-- Begin SOURCE TEXT --

For what it's worth this is a little ruby script we use in our environment
to update from git.

    stash = /Saved working directory/.match(`git stash`)
    unless stash.nil?
      puts "Local working changes have been stashed"
    end

    `git fetch`
    `git rebase -p`
    unless stash.nil?
      `git stash pop -q --index`
      puts "Local working changes have been re-applied"
    end

The steps are:
 - Stash working changes since rebase requires a clean working directory -
also store if there was anything to stash
 - git fetch
 - git rebase -p, we use this combination instead of pull --rebase because
it handles rebasing if there have been local merges from feature branches
since we use "git flow"
 - If the first step did stash anything we unstash it automatically

Chris


On Thu, Jun 6, 2013 at 2:01 PM, Christian Müller <
christian.muel...@gmail.com> wrote:

> Thanks for sharing Henryk!

-- End SOURCE TEXT --
-- Begin ITEMS --

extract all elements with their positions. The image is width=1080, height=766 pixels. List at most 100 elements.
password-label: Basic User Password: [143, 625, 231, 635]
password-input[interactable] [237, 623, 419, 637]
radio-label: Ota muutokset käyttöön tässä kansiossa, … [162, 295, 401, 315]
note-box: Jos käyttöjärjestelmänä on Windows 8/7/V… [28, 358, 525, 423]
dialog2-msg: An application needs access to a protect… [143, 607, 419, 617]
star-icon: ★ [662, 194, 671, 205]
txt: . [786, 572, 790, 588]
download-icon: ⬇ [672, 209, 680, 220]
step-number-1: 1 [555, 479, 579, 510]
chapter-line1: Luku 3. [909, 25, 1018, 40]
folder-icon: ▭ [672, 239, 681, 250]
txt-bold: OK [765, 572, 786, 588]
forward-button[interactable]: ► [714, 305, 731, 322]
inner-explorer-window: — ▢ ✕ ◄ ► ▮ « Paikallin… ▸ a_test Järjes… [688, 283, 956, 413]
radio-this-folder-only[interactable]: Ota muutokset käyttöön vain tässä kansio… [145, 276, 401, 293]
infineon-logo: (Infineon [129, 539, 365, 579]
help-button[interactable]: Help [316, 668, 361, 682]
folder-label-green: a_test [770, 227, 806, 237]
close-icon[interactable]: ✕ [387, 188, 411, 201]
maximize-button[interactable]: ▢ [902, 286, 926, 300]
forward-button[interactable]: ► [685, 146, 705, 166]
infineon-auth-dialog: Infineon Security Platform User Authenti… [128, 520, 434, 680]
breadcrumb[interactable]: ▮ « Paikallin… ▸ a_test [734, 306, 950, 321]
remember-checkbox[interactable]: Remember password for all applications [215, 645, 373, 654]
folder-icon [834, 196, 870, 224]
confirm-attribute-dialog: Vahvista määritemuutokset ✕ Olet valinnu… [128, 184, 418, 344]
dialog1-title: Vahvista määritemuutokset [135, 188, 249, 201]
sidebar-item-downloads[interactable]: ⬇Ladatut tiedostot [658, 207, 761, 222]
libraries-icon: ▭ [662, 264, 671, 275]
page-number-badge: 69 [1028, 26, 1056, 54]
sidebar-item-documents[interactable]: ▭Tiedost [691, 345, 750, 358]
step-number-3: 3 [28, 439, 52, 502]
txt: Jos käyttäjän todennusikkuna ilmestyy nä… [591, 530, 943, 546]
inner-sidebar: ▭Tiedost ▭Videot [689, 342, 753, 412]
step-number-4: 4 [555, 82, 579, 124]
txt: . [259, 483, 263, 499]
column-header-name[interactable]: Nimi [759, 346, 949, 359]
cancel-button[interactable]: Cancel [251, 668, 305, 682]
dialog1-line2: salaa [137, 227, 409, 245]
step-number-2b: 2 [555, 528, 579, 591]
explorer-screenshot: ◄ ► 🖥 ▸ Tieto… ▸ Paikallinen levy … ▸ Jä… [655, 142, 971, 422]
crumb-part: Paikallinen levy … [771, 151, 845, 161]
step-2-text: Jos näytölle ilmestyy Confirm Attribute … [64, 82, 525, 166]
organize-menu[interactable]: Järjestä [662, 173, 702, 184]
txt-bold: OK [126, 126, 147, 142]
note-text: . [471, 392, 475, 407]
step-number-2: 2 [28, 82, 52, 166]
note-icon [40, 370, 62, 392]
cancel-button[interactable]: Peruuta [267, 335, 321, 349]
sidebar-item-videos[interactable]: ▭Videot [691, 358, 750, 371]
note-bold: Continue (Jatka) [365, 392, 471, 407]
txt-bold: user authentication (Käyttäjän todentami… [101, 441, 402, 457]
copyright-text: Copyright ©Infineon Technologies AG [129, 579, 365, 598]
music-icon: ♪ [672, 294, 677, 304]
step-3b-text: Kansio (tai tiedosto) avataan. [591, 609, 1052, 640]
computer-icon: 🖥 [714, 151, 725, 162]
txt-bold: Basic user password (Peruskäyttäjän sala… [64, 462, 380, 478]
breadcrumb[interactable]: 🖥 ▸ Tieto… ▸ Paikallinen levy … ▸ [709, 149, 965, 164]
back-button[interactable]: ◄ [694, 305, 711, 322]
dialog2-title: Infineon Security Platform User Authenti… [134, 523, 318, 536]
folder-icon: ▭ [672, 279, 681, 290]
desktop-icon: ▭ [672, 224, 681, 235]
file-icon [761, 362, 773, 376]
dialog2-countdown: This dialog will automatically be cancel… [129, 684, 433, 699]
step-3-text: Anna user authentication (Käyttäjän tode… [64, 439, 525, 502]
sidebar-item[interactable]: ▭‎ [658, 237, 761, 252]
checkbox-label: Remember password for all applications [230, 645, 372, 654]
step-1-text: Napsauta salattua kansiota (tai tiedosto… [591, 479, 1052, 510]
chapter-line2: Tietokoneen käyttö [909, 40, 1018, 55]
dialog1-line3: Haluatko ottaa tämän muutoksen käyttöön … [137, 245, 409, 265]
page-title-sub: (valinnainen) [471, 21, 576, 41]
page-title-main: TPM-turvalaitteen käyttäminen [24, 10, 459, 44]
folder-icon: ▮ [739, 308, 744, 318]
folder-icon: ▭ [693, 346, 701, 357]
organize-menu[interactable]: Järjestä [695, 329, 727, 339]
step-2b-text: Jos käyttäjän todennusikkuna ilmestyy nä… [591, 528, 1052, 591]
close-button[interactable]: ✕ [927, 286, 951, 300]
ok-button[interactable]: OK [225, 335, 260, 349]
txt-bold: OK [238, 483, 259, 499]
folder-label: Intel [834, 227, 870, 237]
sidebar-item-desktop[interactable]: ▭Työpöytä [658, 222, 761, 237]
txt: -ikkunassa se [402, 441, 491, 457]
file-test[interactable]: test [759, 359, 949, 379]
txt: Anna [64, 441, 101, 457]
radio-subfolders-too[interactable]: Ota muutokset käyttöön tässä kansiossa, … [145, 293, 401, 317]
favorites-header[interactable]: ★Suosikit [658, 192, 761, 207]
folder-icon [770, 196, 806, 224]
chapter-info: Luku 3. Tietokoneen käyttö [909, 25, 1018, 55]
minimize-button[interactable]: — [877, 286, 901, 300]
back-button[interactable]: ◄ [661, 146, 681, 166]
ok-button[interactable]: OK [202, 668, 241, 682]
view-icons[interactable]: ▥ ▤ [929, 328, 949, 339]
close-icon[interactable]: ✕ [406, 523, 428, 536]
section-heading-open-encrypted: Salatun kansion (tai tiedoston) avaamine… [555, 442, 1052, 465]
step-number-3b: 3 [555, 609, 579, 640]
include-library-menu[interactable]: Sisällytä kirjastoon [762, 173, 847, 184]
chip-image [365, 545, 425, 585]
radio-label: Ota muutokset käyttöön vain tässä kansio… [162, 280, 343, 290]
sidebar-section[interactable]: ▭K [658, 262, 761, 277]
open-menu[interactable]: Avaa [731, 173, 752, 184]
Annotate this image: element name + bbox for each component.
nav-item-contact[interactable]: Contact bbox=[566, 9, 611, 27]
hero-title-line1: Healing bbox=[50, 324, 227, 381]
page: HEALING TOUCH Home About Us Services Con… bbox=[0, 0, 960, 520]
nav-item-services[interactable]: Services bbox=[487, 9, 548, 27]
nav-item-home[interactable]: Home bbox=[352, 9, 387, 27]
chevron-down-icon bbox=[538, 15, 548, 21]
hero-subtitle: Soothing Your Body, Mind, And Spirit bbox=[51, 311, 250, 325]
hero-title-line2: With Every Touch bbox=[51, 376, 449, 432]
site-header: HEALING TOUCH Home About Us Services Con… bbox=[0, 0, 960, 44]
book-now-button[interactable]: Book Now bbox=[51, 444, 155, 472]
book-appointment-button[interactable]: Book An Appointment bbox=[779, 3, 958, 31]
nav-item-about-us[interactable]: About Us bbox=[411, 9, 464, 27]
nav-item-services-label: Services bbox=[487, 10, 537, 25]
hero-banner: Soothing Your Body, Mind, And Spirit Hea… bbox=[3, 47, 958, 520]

-- End ITEMS --

**PROMPT**: Please print the part of the git update message above exactly, beginning at the words "- If the first" and stopping after the words "for sharing Henryk!".

**OUTPUT FOR THIS EXERCISE**:
- If the first step did stash anything we unstash it automatically

Chris


On Thu, Jun 6, 2013 at 2:01 PM, Christian Müller <
christian.muel...@gmail.com> wrote:

> Thanks for sharing Henryk!